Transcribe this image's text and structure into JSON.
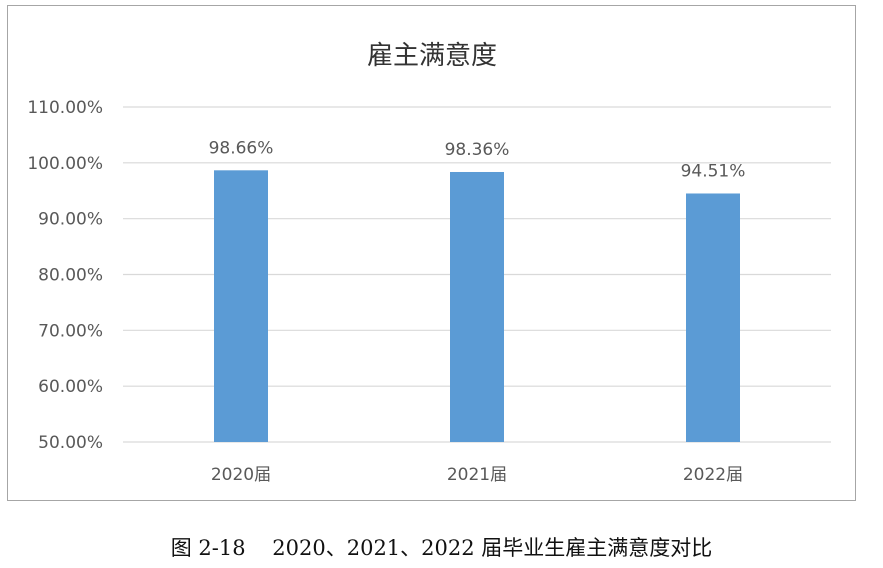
{
  "chart_data": {
    "type": "bar",
    "title": "雇主满意度",
    "categories": [
      "2020届",
      "2021届",
      "2022届"
    ],
    "series": [
      {
        "values": [
          98.66,
          98.36,
          94.51
        ]
      }
    ],
    "data_labels": [
      "98.66%",
      "98.36%",
      "94.51%"
    ],
    "ylim": [
      50,
      110
    ],
    "yticks": [
      50,
      60,
      70,
      80,
      90,
      100,
      110
    ],
    "ytick_labels": [
      "50.00%",
      "60.00%",
      "70.00%",
      "80.00%",
      "90.00%",
      "100.00%",
      "110.00%"
    ],
    "xlabel": "",
    "ylabel": "",
    "grid": true,
    "legend": "none",
    "bar_color": "#5b9bd5",
    "grid_color": "#d9d9d9",
    "text_color": "#595959"
  },
  "caption": "图 2-18    2020、2021、2022 届毕业生雇主满意度对比"
}
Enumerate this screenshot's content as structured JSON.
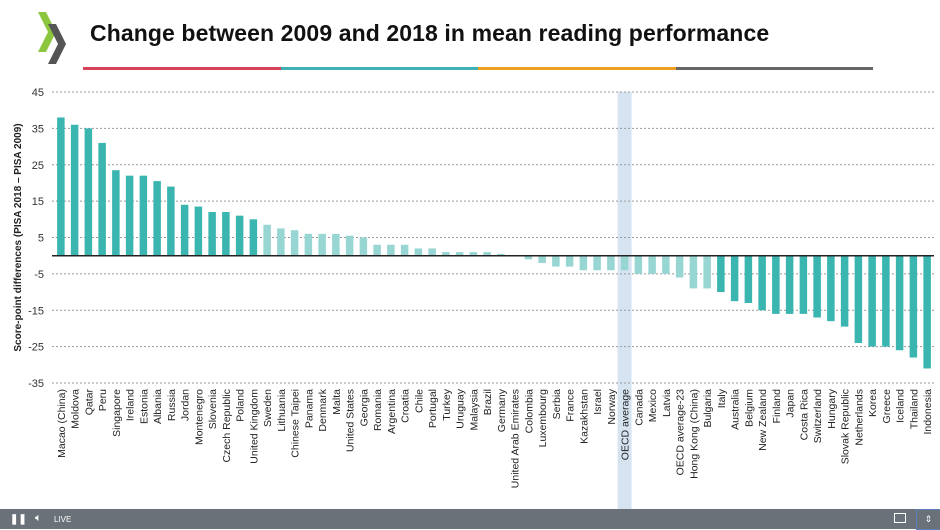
{
  "header": {
    "title": "Change between 2009 and 2018 in mean reading performance",
    "rule_colors": [
      "#d9435a",
      "#3fb0b5",
      "#f0a020",
      "#666666"
    ],
    "logo": "OECD"
  },
  "chart_data": {
    "type": "bar",
    "title": "Change between 2009 and 2018 in mean reading performance",
    "ylabel": "Score-point differences (PISA 2018 – PISA 2009)",
    "xlabel": "",
    "ylim": [
      -35,
      45
    ],
    "yticks": [
      45,
      35,
      25,
      15,
      5,
      -5,
      -15,
      -25,
      -35
    ],
    "grid": true,
    "categories": [
      "Macao (China)",
      "Moldova",
      "Qatar",
      "Peru",
      "Singapore",
      "Ireland",
      "Estonia",
      "Albania",
      "Russia",
      "Jordan",
      "Montenegro",
      "Slovenia",
      "Czech Republic",
      "Poland",
      "United Kingdom",
      "Sweden",
      "Lithuania",
      "Chinese Taipei",
      "Panama",
      "Denmark",
      "Malta",
      "United States",
      "Georgia",
      "Romania",
      "Argentina",
      "Croatia",
      "Chile",
      "Portugal",
      "Turkey",
      "Uruguay",
      "Malaysia",
      "Brazil",
      "Germany",
      "United Arab Emirates",
      "Colombia",
      "Luxembourg",
      "Serbia",
      "France",
      "Kazakhstan",
      "Israel",
      "Norway",
      "OECD average",
      "Canada",
      "Mexico",
      "Latvia",
      "OECD average-23",
      "Hong Kong (China)",
      "Bulgaria",
      "Italy",
      "Australia",
      "Belgium",
      "New Zealand",
      "Finland",
      "Japan",
      "Costa Rica",
      "Switzerland",
      "Hungary",
      "Slovak Republic",
      "Netherlands",
      "Korea",
      "Greece",
      "Iceland",
      "Thailand",
      "Indonesia"
    ],
    "values": [
      38,
      36,
      35,
      31,
      23.5,
      22,
      22,
      20.5,
      19,
      14,
      13.5,
      12,
      12,
      11,
      10,
      8.5,
      7.5,
      7,
      6,
      6,
      6,
      5.5,
      5,
      3,
      3,
      3,
      2,
      2,
      1,
      1,
      1,
      1,
      0.5,
      0,
      -1,
      -2,
      -3,
      -3,
      -4,
      -4,
      -4,
      -4,
      -5,
      -5,
      -5,
      -6,
      -9,
      -9,
      -10,
      -12.5,
      -13,
      -15,
      -16,
      -16,
      -16,
      -17,
      -18,
      -19.5,
      -24,
      -25,
      -25,
      -26,
      -28,
      -31
    ],
    "significant": [
      1,
      1,
      1,
      1,
      1,
      1,
      1,
      1,
      1,
      1,
      1,
      1,
      1,
      1,
      1,
      0,
      0,
      0,
      0,
      0,
      0,
      0,
      0,
      0,
      0,
      0,
      0,
      0,
      0,
      0,
      0,
      0,
      0,
      0,
      0,
      0,
      0,
      0,
      0,
      0,
      0,
      0,
      0,
      0,
      0,
      0,
      0,
      0,
      1,
      1,
      1,
      1,
      1,
      1,
      1,
      1,
      1,
      1,
      1,
      1,
      1,
      1,
      1,
      1
    ],
    "highlight": "OECD average",
    "colors": {
      "significant": "#3ab5b0",
      "not_significant": "#98d6d3",
      "highlight_band": "#d6e4f2"
    }
  },
  "player": {
    "live_label": "LIVE",
    "icons": [
      "pause-icon",
      "volume-icon",
      "pip-icon",
      "exit-fullscreen-icon"
    ]
  }
}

--- --- ---

■ **Given request**: Images must not appear in the copy; reproduce everything else in the records verbatim.

■ **Finished task**:
Transcribe this image's text and structure into JSON.
{
  "chart_data": {
    "type": "bar",
    "title": "雇主满意度",
    "categories": [
      "2020届",
      "2021届",
      "2022届"
    ],
    "series": [
      {
        "values": [
          98.66,
          98.36,
          94.51
        ]
      }
    ],
    "data_labels": [
      "98.66%",
      "98.36%",
      "94.51%"
    ],
    "ylim": [
      50,
      110
    ],
    "yticks": [
      50,
      60,
      70,
      80,
      90,
      100,
      110
    ],
    "ytick_labels": [
      "50.00%",
      "60.00%",
      "70.00%",
      "80.00%",
      "90.00%",
      "100.00%",
      "110.00%"
    ],
    "xlabel": "",
    "ylabel": "",
    "grid": true,
    "legend": "none",
    "bar_color": "#5b9bd5",
    "grid_color": "#d9d9d9",
    "text_color": "#595959"
  },
  "caption": "图 2-18    2020、2021、2022 届毕业生雇主满意度对比"
}
Enumerate this screenshot's content as structured JSON.
{
  "header": {
    "title": "Change between 2009 and 2018 in mean reading performance",
    "rule_colors": [
      "#d9435a",
      "#3fb0b5",
      "#f0a020",
      "#666666"
    ],
    "logo": "OECD"
  },
  "chart_data": {
    "type": "bar",
    "title": "Change between 2009 and 2018 in mean reading performance",
    "ylabel": "Score-point differences (PISA 2018 – PISA 2009)",
    "xlabel": "",
    "ylim": [
      -35,
      45
    ],
    "yticks": [
      45,
      35,
      25,
      15,
      5,
      -5,
      -15,
      -25,
      -35
    ],
    "grid": true,
    "categories": [
      "Macao (China)",
      "Moldova",
      "Qatar",
      "Peru",
      "Singapore",
      "Ireland",
      "Estonia",
      "Albania",
      "Russia",
      "Jordan",
      "Montenegro",
      "Slovenia",
      "Czech Republic",
      "Poland",
      "United Kingdom",
      "Sweden",
      "Lithuania",
      "Chinese Taipei",
      "Panama",
      "Denmark",
      "Malta",
      "United States",
      "Georgia",
      "Romania",
      "Argentina",
      "Croatia",
      "Chile",
      "Portugal",
      "Turkey",
      "Uruguay",
      "Malaysia",
      "Brazil",
      "Germany",
      "United Arab Emirates",
      "Colombia",
      "Luxembourg",
      "Serbia",
      "France",
      "Kazakhstan",
      "Israel",
      "Norway",
      "OECD average",
      "Canada",
      "Mexico",
      "Latvia",
      "OECD average-23",
      "Hong Kong (China)",
      "Bulgaria",
      "Italy",
      "Australia",
      "Belgium",
      "New Zealand",
      "Finland",
      "Japan",
      "Costa Rica",
      "Switzerland",
      "Hungary",
      "Slovak Republic",
      "Netherlands",
      "Korea",
      "Greece",
      "Iceland",
      "Thailand",
      "Indonesia"
    ],
    "values": [
      38,
      36,
      35,
      31,
      23.5,
      22,
      22,
      20.5,
      19,
      14,
      13.5,
      12,
      12,
      11,
      10,
      8.5,
      7.5,
      7,
      6,
      6,
      6,
      5.5,
      5,
      3,
      3,
      3,
      2,
      2,
      1,
      1,
      1,
      1,
      0.5,
      0,
      -1,
      -2,
      -3,
      -3,
      -4,
      -4,
      -4,
      -4,
      -5,
      -5,
      -5,
      -6,
      -9,
      -9,
      -10,
      -12.5,
      -13,
      -15,
      -16,
      -16,
      -16,
      -17,
      -18,
      -19.5,
      -24,
      -25,
      -25,
      -26,
      -28,
      -31
    ],
    "significant": [
      1,
      1,
      1,
      1,
      1,
      1,
      1,
      1,
      1,
      1,
      1,
      1,
      1,
      1,
      1,
      0,
      0,
      0,
      0,
      0,
      0,
      0,
      0,
      0,
      0,
      0,
      0,
      0,
      0,
      0,
      0,
      0,
      0,
      0,
      0,
      0,
      0,
      0,
      0,
      0,
      0,
      0,
      0,
      0,
      0,
      0,
      0,
      0,
      1,
      1,
      1,
      1,
      1,
      1,
      1,
      1,
      1,
      1,
      1,
      1,
      1,
      1,
      1,
      1
    ],
    "highlight": "OECD average",
    "colors": {
      "significant": "#3ab5b0",
      "not_significant": "#98d6d3",
      "highlight_band": "#d6e4f2"
    }
  },
  "player": {
    "live_label": "LIVE",
    "icons": [
      "pause-icon",
      "volume-icon",
      "pip-icon",
      "exit-fullscreen-icon"
    ]
  }
}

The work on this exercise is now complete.